### GIVEN INSTRUCTION
Using the data below, gather each line that includes the word "title".

(Records from a dataset)
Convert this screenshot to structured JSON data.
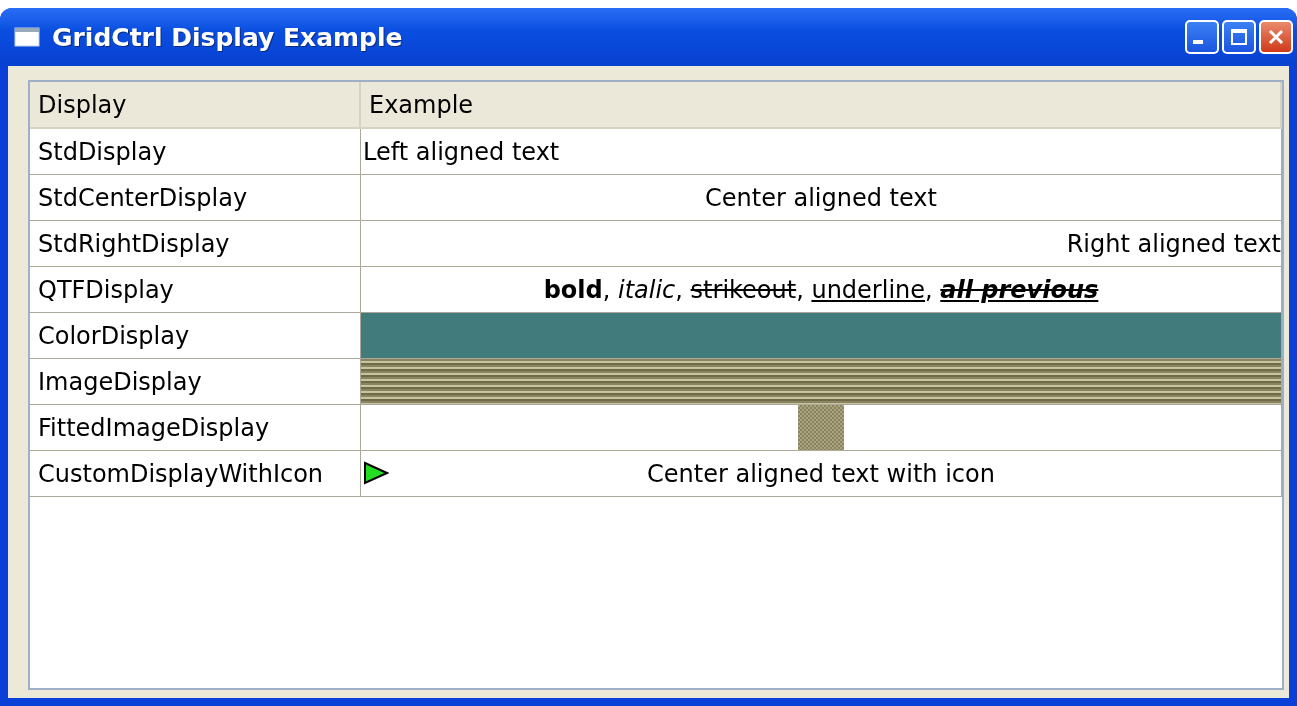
{
  "window": {
    "title": "GridCtrl Display Example"
  },
  "table": {
    "columns": [
      "Display",
      "Example"
    ],
    "rows": [
      {
        "name": "StdDisplay",
        "kind": "left_text",
        "text": "Left aligned text"
      },
      {
        "name": "StdCenterDisplay",
        "kind": "center_text",
        "text": "Center aligned text"
      },
      {
        "name": "StdRightDisplay",
        "kind": "right_text",
        "text": "Right aligned text"
      },
      {
        "name": "QTFDisplay",
        "kind": "rich",
        "segments": [
          {
            "text": "bold",
            "bold": true,
            "italic": false,
            "strikeout": false,
            "underline": false
          },
          {
            "text": ", ",
            "bold": false,
            "italic": false,
            "strikeout": false,
            "underline": false
          },
          {
            "text": "italic",
            "bold": false,
            "italic": true,
            "strikeout": false,
            "underline": false
          },
          {
            "text": ", ",
            "bold": false,
            "italic": false,
            "strikeout": false,
            "underline": false
          },
          {
            "text": "strikeout",
            "bold": false,
            "italic": false,
            "strikeout": true,
            "underline": false
          },
          {
            "text": ", ",
            "bold": false,
            "italic": false,
            "strikeout": false,
            "underline": false
          },
          {
            "text": "underline",
            "bold": false,
            "italic": false,
            "strikeout": false,
            "underline": true
          },
          {
            "text": ", ",
            "bold": false,
            "italic": false,
            "strikeout": false,
            "underline": false
          },
          {
            "text": "all previous",
            "bold": true,
            "italic": true,
            "strikeout": true,
            "underline": true
          }
        ]
      },
      {
        "name": "ColorDisplay",
        "kind": "color",
        "color": "#417b7b"
      },
      {
        "name": "ImageDisplay"
      },
      {
        "name": "FittedImageDisplay",
        "kind": "fitted_image"
      },
      {
        "name": "CustomDisplayWithIcon",
        "kind": "icon_text",
        "text": "Center aligned text with icon"
      }
    ]
  }
}
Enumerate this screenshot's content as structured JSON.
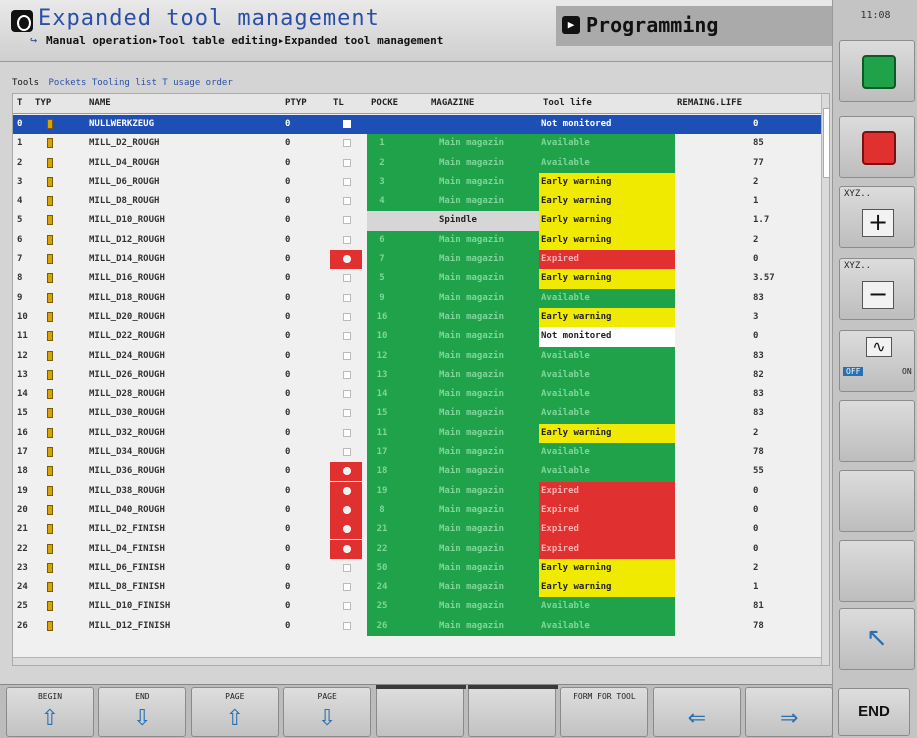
{
  "header": {
    "title": "Expanded tool management",
    "breadcrumb": "Manual operation▸Tool table editing▸Expanded tool management",
    "mode": "Programming",
    "clock": "11:08"
  },
  "tabs": {
    "active": "Tools",
    "rest": "Pockets Tooling list T usage order"
  },
  "columns": [
    "T",
    "TYP",
    "NAME",
    "PTYP",
    "TL",
    "POCKE",
    "MAGAZINE",
    "Tool life",
    "REMAING.LIFE"
  ],
  "rows": [
    {
      "t": "0",
      "name": "NULLWERKZEUG",
      "ptyp": "0",
      "pocket": "",
      "magazine": "",
      "life": "Not monitored",
      "remain": "0",
      "fill": "sel",
      "tl": "sel"
    },
    {
      "t": "1",
      "name": "MILL_D2_ROUGH",
      "ptyp": "0",
      "pocket": "1",
      "magazine": "Main magazin",
      "life": "Available",
      "remain": "85",
      "fill": "green",
      "tl": "off"
    },
    {
      "t": "2",
      "name": "MILL_D4_ROUGH",
      "ptyp": "0",
      "pocket": "2",
      "magazine": "Main magazin",
      "life": "Available",
      "remain": "77",
      "fill": "green",
      "tl": "off"
    },
    {
      "t": "3",
      "name": "MILL_D6_ROUGH",
      "ptyp": "0",
      "pocket": "3",
      "magazine": "Main magazin",
      "life": "Early warning",
      "remain": "2",
      "fill": "yellow",
      "tl": "off"
    },
    {
      "t": "4",
      "name": "MILL_D8_ROUGH",
      "ptyp": "0",
      "pocket": "4",
      "magazine": "Main magazin",
      "life": "Early warning",
      "remain": "1",
      "fill": "yellow",
      "tl": "off"
    },
    {
      "t": "5",
      "name": "MILL_D10_ROUGH",
      "ptyp": "0",
      "pocket": "",
      "magazine": "Spindle",
      "life": "Early warning",
      "remain": "1.7",
      "fill": "spindle",
      "tl": "off"
    },
    {
      "t": "6",
      "name": "MILL_D12_ROUGH",
      "ptyp": "0",
      "pocket": "6",
      "magazine": "Main magazin",
      "life": "Early warning",
      "remain": "2",
      "fill": "yellow",
      "tl": "off"
    },
    {
      "t": "7",
      "name": "MILL_D14_ROUGH",
      "ptyp": "0",
      "pocket": "7",
      "magazine": "Main magazin",
      "life": "Expired",
      "remain": "0",
      "fill": "red",
      "tl": "on"
    },
    {
      "t": "8",
      "name": "MILL_D16_ROUGH",
      "ptyp": "0",
      "pocket": "5",
      "magazine": "Main magazin",
      "life": "Early warning",
      "remain": "3.57",
      "fill": "yellow",
      "tl": "off"
    },
    {
      "t": "9",
      "name": "MILL_D18_ROUGH",
      "ptyp": "0",
      "pocket": "9",
      "magazine": "Main magazin",
      "life": "Available",
      "remain": "83",
      "fill": "green",
      "tl": "off"
    },
    {
      "t": "10",
      "name": "MILL_D20_ROUGH",
      "ptyp": "0",
      "pocket": "16",
      "magazine": "Main magazin",
      "life": "Early warning",
      "remain": "3",
      "fill": "yellow",
      "tl": "off"
    },
    {
      "t": "11",
      "name": "MILL_D22_ROUGH",
      "ptyp": "0",
      "pocket": "10",
      "magazine": "Main magazin",
      "life": "Not monitored",
      "remain": "0",
      "fill": "white",
      "tl": "off"
    },
    {
      "t": "12",
      "name": "MILL_D24_ROUGH",
      "ptyp": "0",
      "pocket": "12",
      "magazine": "Main magazin",
      "life": "Available",
      "remain": "83",
      "fill": "green",
      "tl": "off"
    },
    {
      "t": "13",
      "name": "MILL_D26_ROUGH",
      "ptyp": "0",
      "pocket": "13",
      "magazine": "Main magazin",
      "life": "Available",
      "remain": "82",
      "fill": "green",
      "tl": "off"
    },
    {
      "t": "14",
      "name": "MILL_D28_ROUGH",
      "ptyp": "0",
      "pocket": "14",
      "magazine": "Main magazin",
      "life": "Available",
      "remain": "83",
      "fill": "green",
      "tl": "off"
    },
    {
      "t": "15",
      "name": "MILL_D30_ROUGH",
      "ptyp": "0",
      "pocket": "15",
      "magazine": "Main magazin",
      "life": "Available",
      "remain": "83",
      "fill": "green",
      "tl": "off"
    },
    {
      "t": "16",
      "name": "MILL_D32_ROUGH",
      "ptyp": "0",
      "pocket": "11",
      "magazine": "Main magazin",
      "life": "Early warning",
      "remain": "2",
      "fill": "yellow",
      "tl": "off"
    },
    {
      "t": "17",
      "name": "MILL_D34_ROUGH",
      "ptyp": "0",
      "pocket": "17",
      "magazine": "Main magazin",
      "life": "Available",
      "remain": "78",
      "fill": "green",
      "tl": "off"
    },
    {
      "t": "18",
      "name": "MILL_D36_ROUGH",
      "ptyp": "0",
      "pocket": "18",
      "magazine": "Main magazin",
      "life": "Available",
      "remain": "55",
      "fill": "green",
      "tl": "on"
    },
    {
      "t": "19",
      "name": "MILL_D38_ROUGH",
      "ptyp": "0",
      "pocket": "19",
      "magazine": "Main magazin",
      "life": "Expired",
      "remain": "0",
      "fill": "red",
      "tl": "on"
    },
    {
      "t": "20",
      "name": "MILL_D40_ROUGH",
      "ptyp": "0",
      "pocket": "8",
      "magazine": "Main magazin",
      "life": "Expired",
      "remain": "0",
      "fill": "red",
      "tl": "on"
    },
    {
      "t": "21",
      "name": "MILL_D2_FINISH",
      "ptyp": "0",
      "pocket": "21",
      "magazine": "Main magazin",
      "life": "Expired",
      "remain": "0",
      "fill": "red",
      "tl": "on"
    },
    {
      "t": "22",
      "name": "MILL_D4_FINISH",
      "ptyp": "0",
      "pocket": "22",
      "magazine": "Main magazin",
      "life": "Expired",
      "remain": "0",
      "fill": "red",
      "tl": "on"
    },
    {
      "t": "23",
      "name": "MILL_D6_FINISH",
      "ptyp": "0",
      "pocket": "50",
      "magazine": "Main magazin",
      "life": "Early warning",
      "remain": "2",
      "fill": "yellow",
      "tl": "off"
    },
    {
      "t": "24",
      "name": "MILL_D8_FINISH",
      "ptyp": "0",
      "pocket": "24",
      "magazine": "Main magazin",
      "life": "Early warning",
      "remain": "1",
      "fill": "yellow",
      "tl": "off"
    },
    {
      "t": "25",
      "name": "MILL_D10_FINISH",
      "ptyp": "0",
      "pocket": "25",
      "magazine": "Main magazin",
      "life": "Available",
      "remain": "81",
      "fill": "green",
      "tl": "off"
    },
    {
      "t": "26",
      "name": "MILL_D12_FINISH",
      "ptyp": "0",
      "pocket": "26",
      "magazine": "Main magazin",
      "life": "Available",
      "remain": "78",
      "fill": "green",
      "tl": "off"
    }
  ],
  "softkeys": [
    {
      "label": "BEGIN",
      "icon": "arrow-up-bar-icon"
    },
    {
      "label": "END",
      "icon": "arrow-down-bar-icon"
    },
    {
      "label": "PAGE",
      "icon": "arrow-up-icon"
    },
    {
      "label": "PAGE",
      "icon": "arrow-down-icon"
    },
    {
      "label": "",
      "icon": ""
    },
    {
      "label": "",
      "icon": ""
    },
    {
      "label": "FORM FOR TOOL",
      "icon": ""
    },
    {
      "label": "",
      "icon": "prev-document-icon"
    },
    {
      "label": "",
      "icon": "next-document-icon"
    }
  ],
  "end_key": "END",
  "side": {
    "xyz_plus": "XYZ..",
    "xyz_minus": "XYZ..",
    "off": "OFF",
    "on": "ON"
  },
  "colors": {
    "green": "#1fa24a",
    "yellow": "#f0ea00",
    "red": "#e03030",
    "selection": "#1d4fb4",
    "title": "#2b4fa6"
  }
}
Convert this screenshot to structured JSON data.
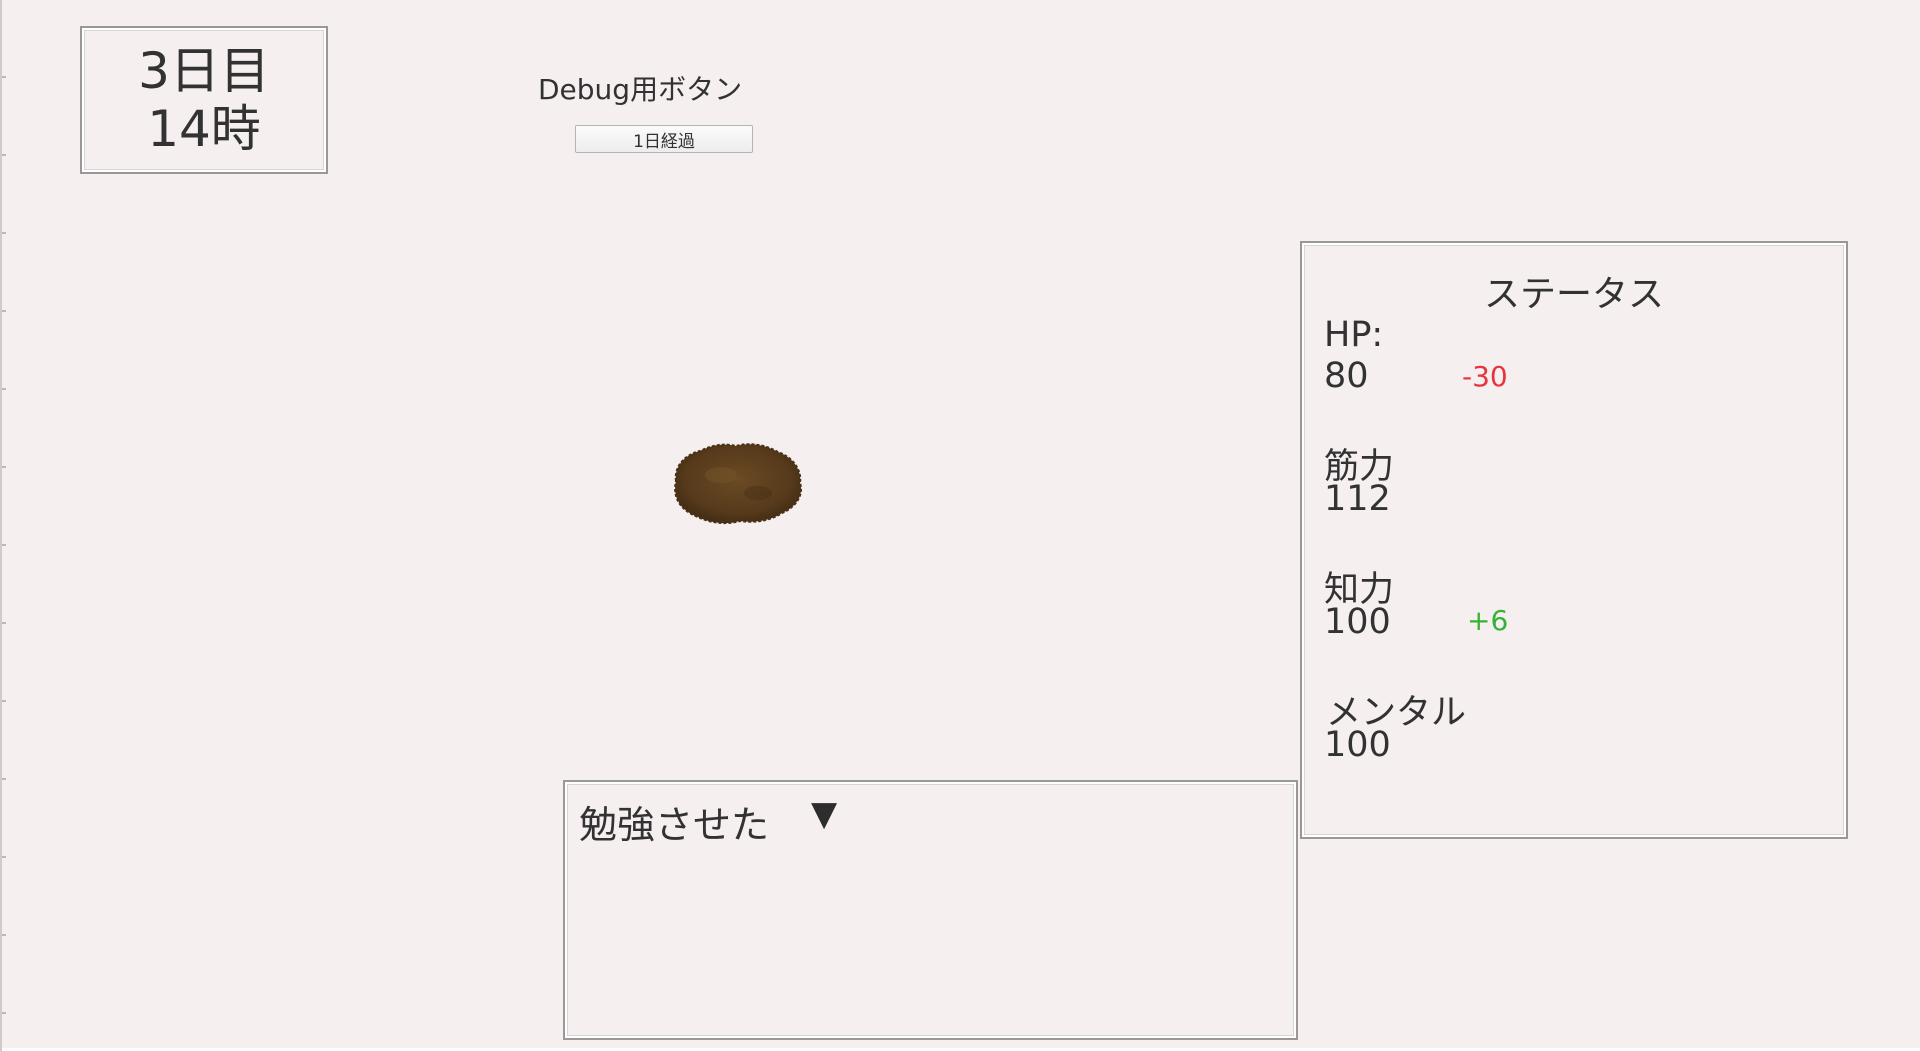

### TASK RESPONSE
    "title": "GridCtrl Display Example"
    "title": "Expanded tool management",
    "title": "#2b4fa6"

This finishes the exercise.